• EXERCISE
Reproduce the records below exactly as they appear, omitting any pictures they contain.

• AVAILABLE RECORDS
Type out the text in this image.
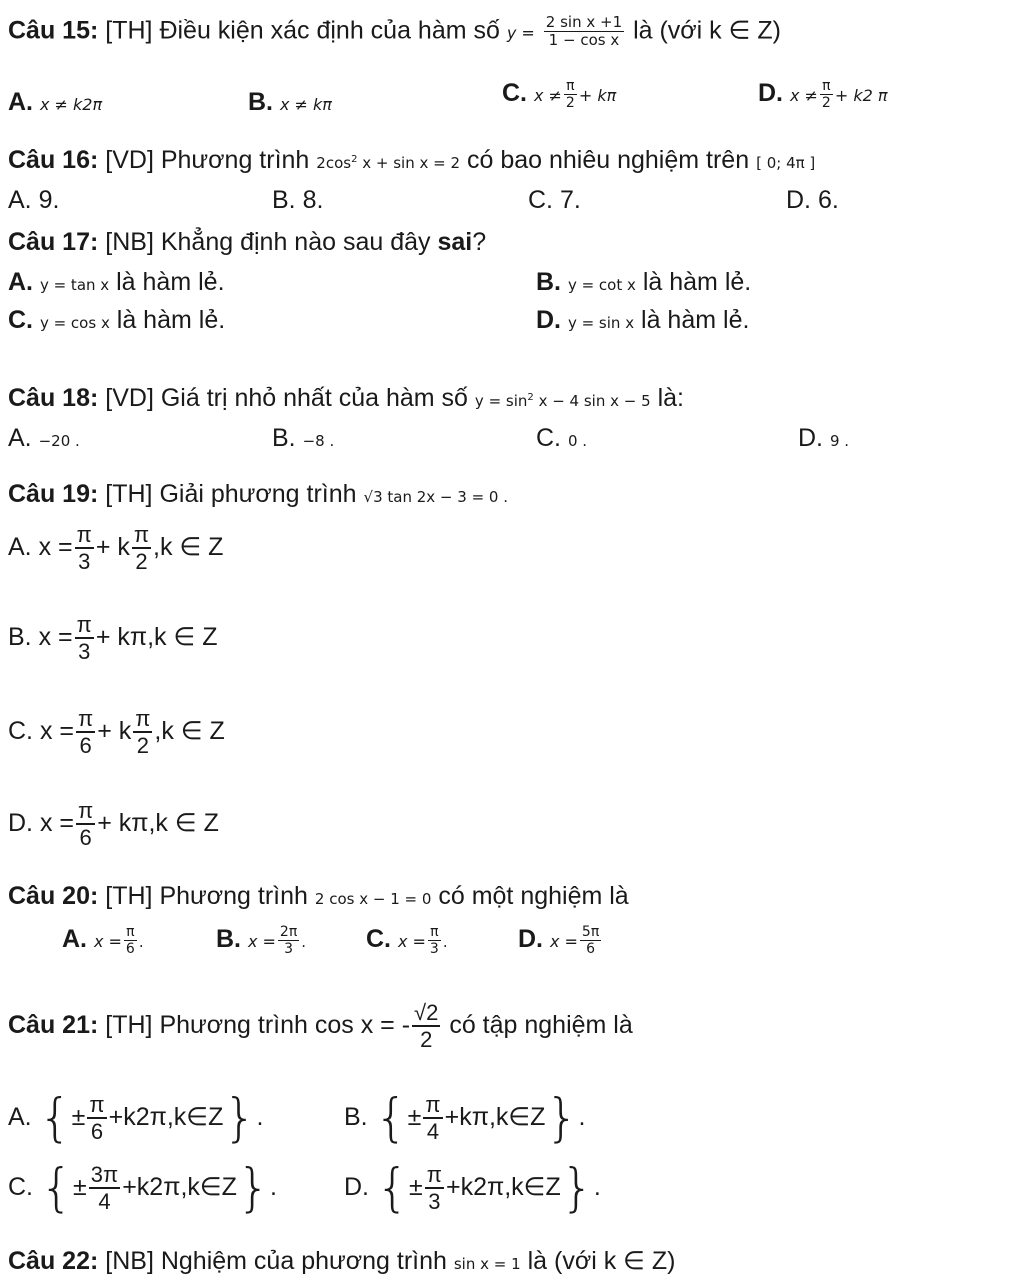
Câu 15: [TH] Điều kiện xác định của hàm số $y = \frac{\text{2 sin x +1}}{\text{1 − cos x}}$ là (với k ∈ Z)
A. x ≠ k2π	B. x ≠ kπ	C. $x \ne \frac{\pi}{2} + k\pi$	D. $x \ne \frac{\pi}{2} + k2$ π
Câu 16: [VD] Phương trình $2\cos^2$ x + sin x = 2 có bao nhiêu nghiệm trên [ 0; 4π ]
A. 9.	B. 8.	C. 7.	D. 6.
Câu 17: [NB] Khẳng định nào sau đây sai?
A. y = tan x là hàm lẻ.	B. y = cot x là hàm lẻ.
C. y = cos x là hàm lẻ.	D. y = sin x là hàm lẻ.
Câu 18: [VD] Giá trị nhỏ nhất của hàm số $y = \sin^2 x - 4$ sin x − 5 là:
A. −20 .	B. −8 .	C. 0 .	D. 9 .
Câu 19: [TH] Giải phương trình √3 tan 2x − 3 = 0 .
A. $x = \frac{\pi}{3} + k \frac{\pi}{2} ,k$ ∈ Z
B. $x = \frac{\pi}{3} + k\pi,k$ ∈ Z
C. $x = \frac{\pi}{6} + k \frac{\pi}{2} ,k$ ∈ Z
D. $x = \frac{\pi}{6} + k\pi,k$ ∈ Z
Câu 20: [TH] Phương trình 2 cos x − 1 = 0 có một nghiệm là
A. $x = \frac{\pi}{6}$ .	B. $x = \frac{2\pi}{3}$ . C. $x = \frac{\pi}{3}$ .	D. $x = \frac{5\pi}{6}$
Câu 21: [TH] Phương trình cos x = - $\frac{√2}{2}$ có tập nghiệm là
A. {± $\frac{\pi}{6}$ +k2π,k∈Z}.	B. {± $\frac{\pi}{4}$ +kπ,k∈Z}.
C. {± $\frac{3\pi}{4}$ +k2π,k∈Z}.	D. {± $\frac{\pi}{3}$ +k2π,k∈Z}.
Câu 22: [NB] Nghiệm của phương trình sin x = 1 là (với k ∈ Z)
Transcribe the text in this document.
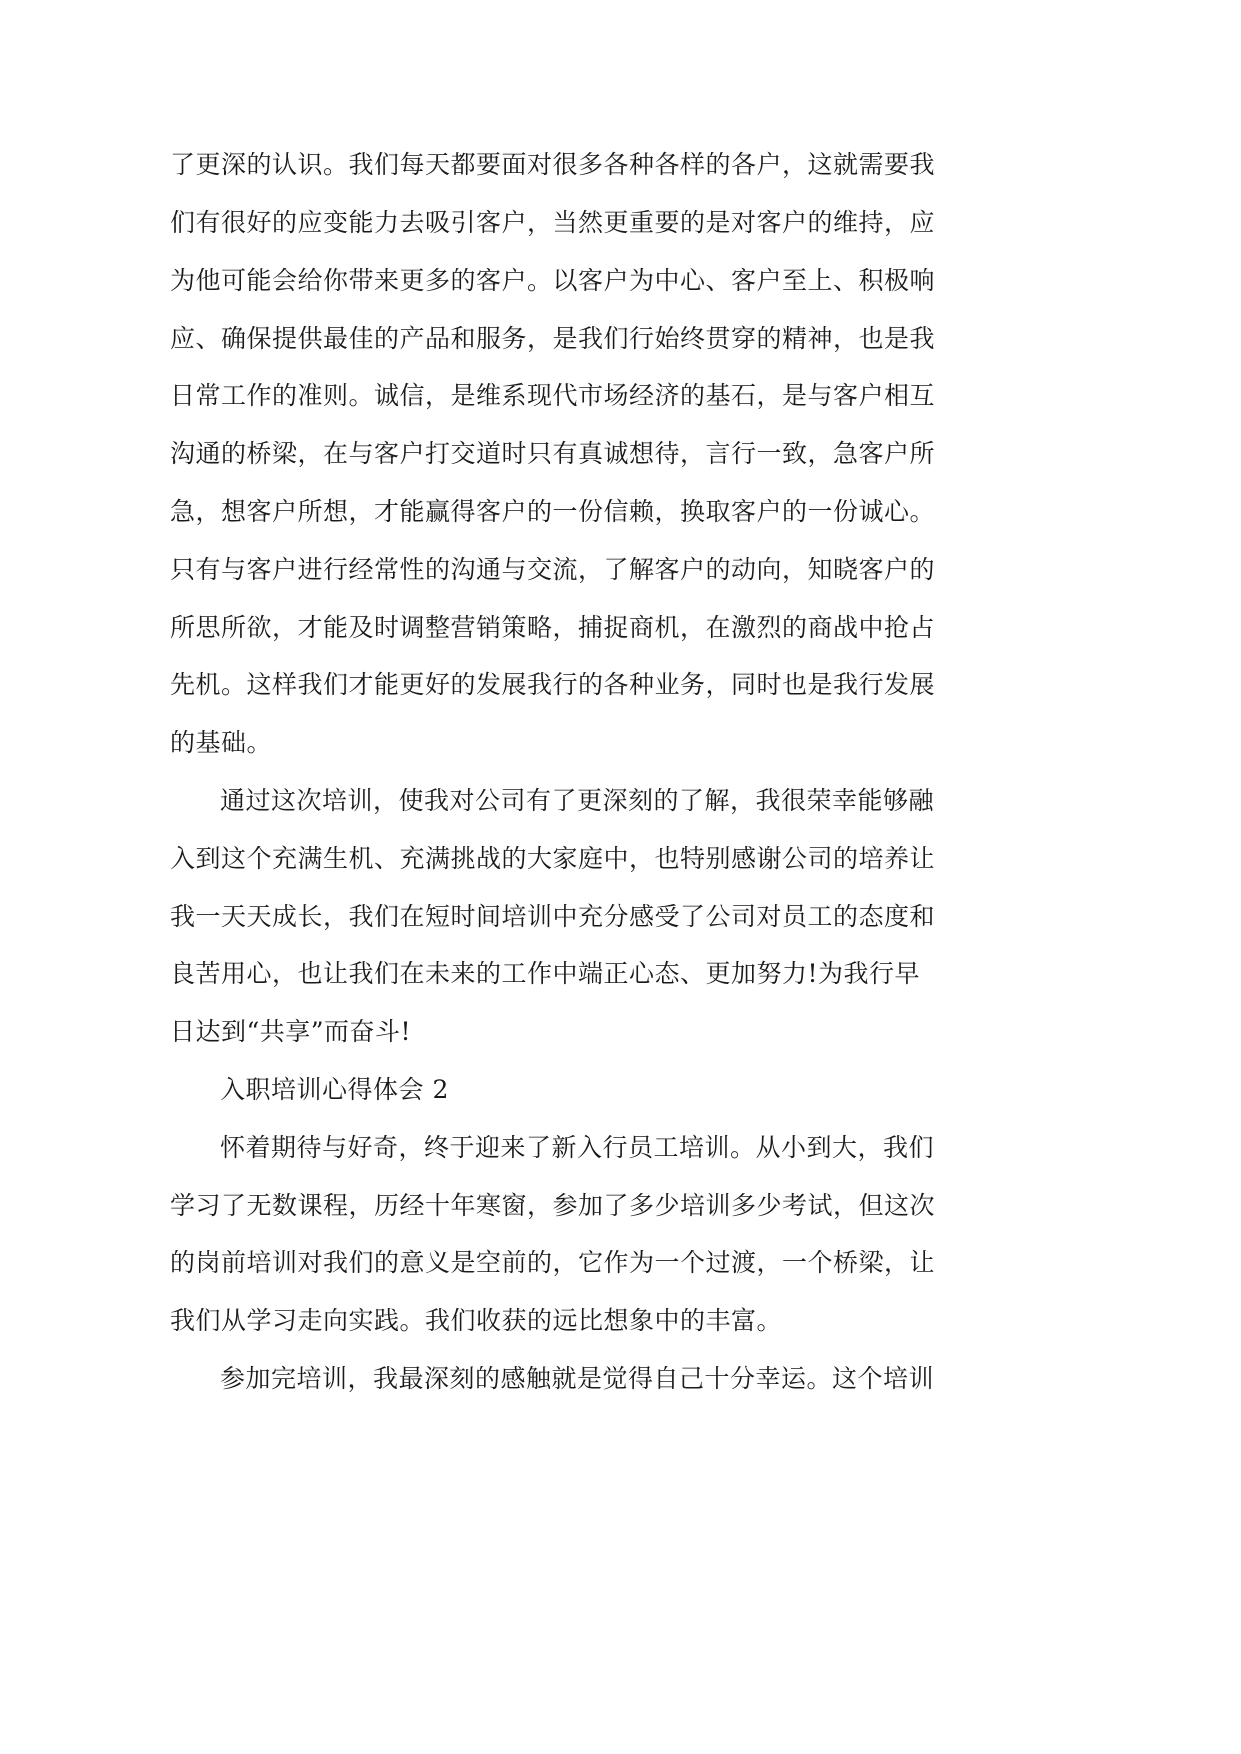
了更深的认识。我们每天都要面对很多各种各样的各户，这就需要我
们有很好的应变能力去吸引客户，当然更重要的是对客户的维持，应
为他可能会给你带来更多的客户。以客户为中心、客户至上、积极响
应、确保提供最佳的产品和服务，是我们行始终贯穿的精神，也是我
日常工作的准则。诚信，是维系现代市场经济的基石，是与客户相互
沟通的桥梁，在与客户打交道时只有真诚想待，言行一致，急客户所
急，想客户所想，才能赢得客户的一份信赖，换取客户的一份诚心。
只有与客户进行经常性的沟通与交流，了解客户的动向，知晓客户的
所思所欲，才能及时调整营销策略，捕捉商机，在激烈的商战中抢占
先机。这样我们才能更好的发展我行的各种业务，同时也是我行发展
的基础。
通过这次培训，使我对公司有了更深刻的了解，我很荣幸能够融
入到这个充满生机、充满挑战的大家庭中，也特别感谢公司的培养让
我一天天成长，我们在短时间培训中充分感受了公司对员工的态度和
良苦用心，也让我们在未来的工作中端正心态、更加努力!为我行早
日达到“共享”而奋斗!
入职培训心得体会 2
怀着期待与好奇，终于迎来了新入行员工培训。从小到大，我们
学习了无数课程，历经十年寒窗，参加了多少培训多少考试，但这次
的岗前培训对我们的意义是空前的，它作为一个过渡，一个桥梁，让
我们从学习走向实践。我们收获的远比想象中的丰富。
参加完培训，我最深刻的感触就是觉得自己十分幸运。这个培训
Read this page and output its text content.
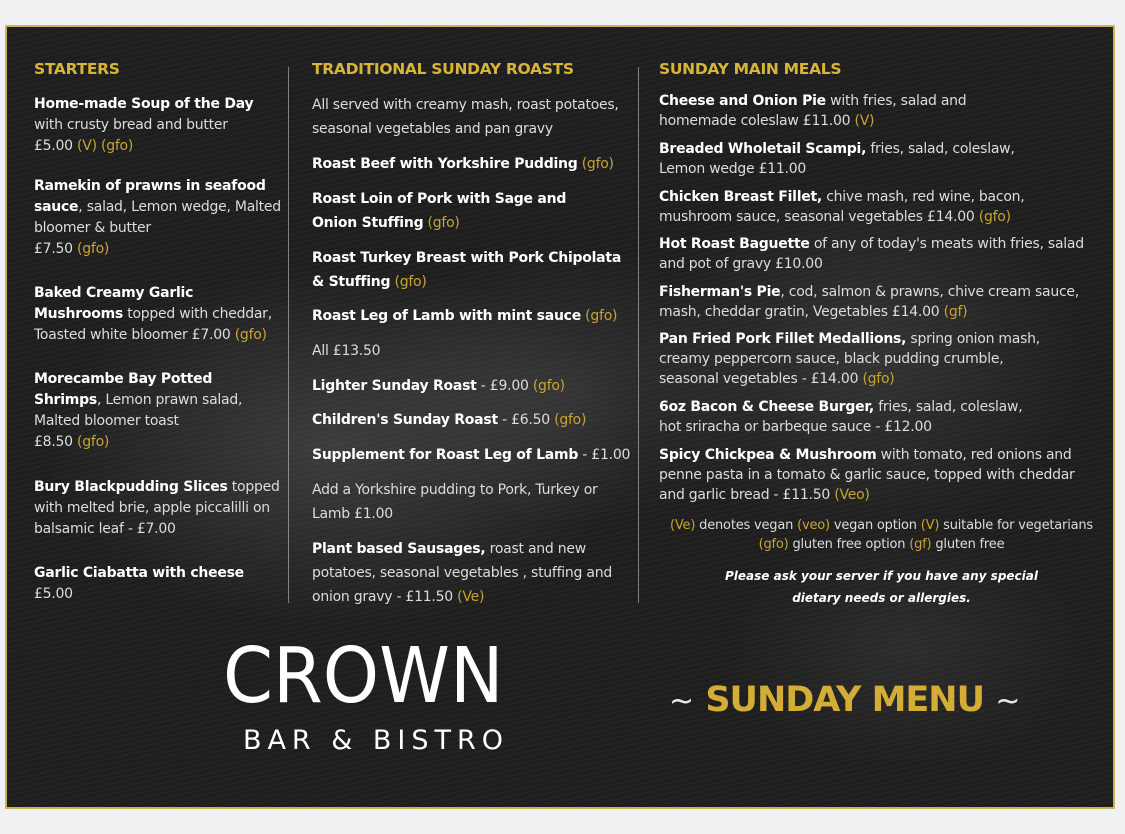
STARTERS
Home-made Soup of the Day
with crusty bread and butter
£5.00 (V) (gfo)
Ramekin of prawns in seafood sauce, salad, Lemon wedge, Malted bloomer & butter
£7.50 (gfo)
Baked Creamy Garlic Mushrooms topped with cheddar, Toasted white bloomer £7.00 (gfo)
Morecambe Bay Potted Shrimps, Lemon prawn salad, Malted bloomer toast
£8.50 (gfo)
Bury Blackpudding Slices topped with melted brie, apple piccalilli on balsamic leaf - £7.00
Garlic Ciabatta with cheese
£5.00
TRADITIONAL SUNDAY ROASTS
All served with creamy mash, roast potatoes, seasonal vegetables and pan gravy
Roast Beef with Yorkshire Pudding (gfo)
Roast Loin of Pork with Sage and Onion Stuffing (gfo)
Roast Turkey Breast with Pork Chipolata & Stuffing (gfo)
Roast Leg of Lamb with mint sauce (gfo)
All £13.50
Lighter Sunday Roast - £9.00 (gfo)
Children's Sunday Roast - £6.50 (gfo)
Supplement for Roast Leg of Lamb - £1.00
Add a Yorkshire pudding to Pork, Turkey or Lamb £1.00
Plant based Sausages, roast and new potatoes, seasonal vegetables , stuffing and onion gravy - £11.50 (Ve)
SUNDAY MAIN MEALS
Cheese and Onion Pie with fries, salad and homemade coleslaw £11.00 (V)
Breaded Wholetail Scampi, fries, salad, coleslaw, Lemon wedge £11.00
Chicken Breast Fillet, chive mash, red wine, bacon, mushroom sauce, seasonal vegetables £14.00 (gfo)
Hot Roast Baguette of any of today's meats with fries, salad and pot of gravy £10.00
Fisherman's Pie, cod, salmon & prawns, chive cream sauce, mash, cheddar gratin, Vegetables £14.00 (gf)
Pan Fried Pork Fillet Medallions, spring onion mash, creamy peppercorn sauce, black pudding crumble, seasonal vegetables - £14.00 (gfo)
6oz Bacon & Cheese Burger, fries, salad, coleslaw, hot sriracha or barbeque sauce - £12.00
Spicy Chickpea & Mushroom with tomato, red onions and penne pasta in a tomato & garlic sauce, topped with cheddar and garlic bread - £11.50 (Veo)
(Ve) denotes vegan (veo) vegan option (V) suitable for vegetarians
(gfo) gluten free option (gf) gluten free
Please ask your server if you have any special
dietary needs or allergies.
CROWN
BAR & BISTRO
~ SUNDAY MENU ~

• RESULT BELOW
Type out the text in this image.
Câu 15: [TH] Điều kiện xác định của hàm số $y = \frac{\text{2 sin x +1}}{\text{1 − cos x}}$ là (với k ∈ Z)
A. x ≠ k2π	B. x ≠ kπ	C. $x \ne \frac{\pi}{2} + k\pi$	D. $x \ne \frac{\pi}{2} + k2$ π
Câu 16: [VD] Phương trình $2\cos^2$ x + sin x = 2 có bao nhiêu nghiệm trên [ 0; 4π ]
A. 9.	B. 8.	C. 7.	D. 6.
Câu 17: [NB] Khẳng định nào sau đây sai?
A. y = tan x là hàm lẻ.	B. y = cot x là hàm lẻ.
C. y = cos x là hàm lẻ.	D. y = sin x là hàm lẻ.
Câu 18: [VD] Giá trị nhỏ nhất của hàm số $y = \sin^2 x - 4$ sin x − 5 là:
A. −20 .	B. −8 .	C. 0 .	D. 9 .
Câu 19: [TH] Giải phương trình √3 tan 2x − 3 = 0 .
A. $x = \frac{\pi}{3} + k \frac{\pi}{2} ,k$ ∈ Z
B. $x = \frac{\pi}{3} + k\pi,k$ ∈ Z
C. $x = \frac{\pi}{6} + k \frac{\pi}{2} ,k$ ∈ Z
D. $x = \frac{\pi}{6} + k\pi,k$ ∈ Z
Câu 20: [TH] Phương trình 2 cos x − 1 = 0 có một nghiệm là
A. $x = \frac{\pi}{6}$ .	B. $x = \frac{2\pi}{3}$ . C. $x = \frac{\pi}{3}$ .	D. $x = \frac{5\pi}{6}$
Câu 21: [TH] Phương trình cos x = - $\frac{√2}{2}$ có tập nghiệm là
A. {± $\frac{\pi}{6}$ +k2π,k∈Z}.	B. {± $\frac{\pi}{4}$ +kπ,k∈Z}.
C. {± $\frac{3\pi}{4}$ +k2π,k∈Z}.	D. {± $\frac{\pi}{3}$ +k2π,k∈Z}.
Câu 22: [NB] Nghiệm của phương trình sin x = 1 là (với k ∈ Z)
Transcribe the text in this document.
了更深的认识。我们每天都要面对很多各种各样的各户，这就需要我
们有很好的应变能力去吸引客户，当然更重要的是对客户的维持，应
为他可能会给你带来更多的客户。以客户为中心、客户至上、积极响
应、确保提供最佳的产品和服务，是我们行始终贯穿的精神，也是我
日常工作的准则。诚信，是维系现代市场经济的基石，是与客户相互
沟通的桥梁，在与客户打交道时只有真诚想待，言行一致，急客户所
急，想客户所想，才能赢得客户的一份信赖，换取客户的一份诚心。
只有与客户进行经常性的沟通与交流，了解客户的动向，知晓客户的
所思所欲，才能及时调整营销策略，捕捉商机，在激烈的商战中抢占
先机。这样我们才能更好的发展我行的各种业务，同时也是我行发展
的基础。
通过这次培训，使我对公司有了更深刻的了解，我很荣幸能够融
入到这个充满生机、充满挑战的大家庭中，也特别感谢公司的培养让
我一天天成长，我们在短时间培训中充分感受了公司对员工的态度和
良苦用心，也让我们在未来的工作中端正心态、更加努力!为我行早
日达到“共享”而奋斗!
入职培训心得体会 2
怀着期待与好奇，终于迎来了新入行员工培训。从小到大，我们
学习了无数课程，历经十年寒窗，参加了多少培训多少考试，但这次
的岗前培训对我们的意义是空前的，它作为一个过渡，一个桥梁，让
我们从学习走向实践。我们收获的远比想象中的丰富。
参加完培训，我最深刻的感触就是觉得自己十分幸运。这个培训
Read this page and output its text content.
STARTERS
Home-made Soup of the Day
with crusty bread and butter
£5.00 (V) (gfo)
Ramekin of prawns in seafood sauce, salad, Lemon wedge, Malted bloomer & butter
£7.50 (gfo)
Baked Creamy Garlic Mushrooms topped with cheddar, Toasted white bloomer £7.00 (gfo)
Morecambe Bay Potted Shrimps, Lemon prawn salad, Malted bloomer toast
£8.50 (gfo)
Bury Blackpudding Slices topped with melted brie, apple piccalilli on balsamic leaf - £7.00
Garlic Ciabatta with cheese
£5.00
TRADITIONAL SUNDAY ROASTS
All served with creamy mash, roast potatoes, seasonal vegetables and pan gravy
Roast Beef with Yorkshire Pudding (gfo)
Roast Loin of Pork with Sage and Onion Stuffing (gfo)
Roast Turkey Breast with Pork Chipolata & Stuffing (gfo)
Roast Leg of Lamb with mint sauce (gfo)
All £13.50
Lighter Sunday Roast - £9.00 (gfo)
Children's Sunday Roast - £6.50 (gfo)
Supplement for Roast Leg of Lamb - £1.00
Add a Yorkshire pudding to Pork, Turkey or Lamb £1.00
Plant based Sausages, roast and new potatoes, seasonal vegetables , stuffing and onion gravy - £11.50 (Ve)
SUNDAY MAIN MEALS
Cheese and Onion Pie with fries, salad and homemade coleslaw £11.00 (V)
Breaded Wholetail Scampi, fries, salad, coleslaw, Lemon wedge £11.00
Chicken Breast Fillet, chive mash, red wine, bacon, mushroom sauce, seasonal vegetables £14.00 (gfo)
Hot Roast Baguette of any of today's meats with fries, salad and pot of gravy £10.00
Fisherman's Pie, cod, salmon & prawns, chive cream sauce, mash, cheddar gratin, Vegetables £14.00 (gf)
Pan Fried Pork Fillet Medallions, spring onion mash, creamy peppercorn sauce, black pudding crumble, seasonal vegetables - £14.00 (gfo)
6oz Bacon & Cheese Burger, fries, salad, coleslaw, hot sriracha or barbeque sauce - £12.00
Spicy Chickpea & Mushroom with tomato, red onions and penne pasta in a tomato & garlic sauce, topped with cheddar and garlic bread - £11.50 (Veo)
(Ve) denotes vegan (veo) vegan option (V) suitable for vegetarians
(gfo) gluten free option (gf) gluten free
Please ask your server if you have any special
dietary needs or allergies.
CROWN
BAR & BISTRO
~ SUNDAY MENU ~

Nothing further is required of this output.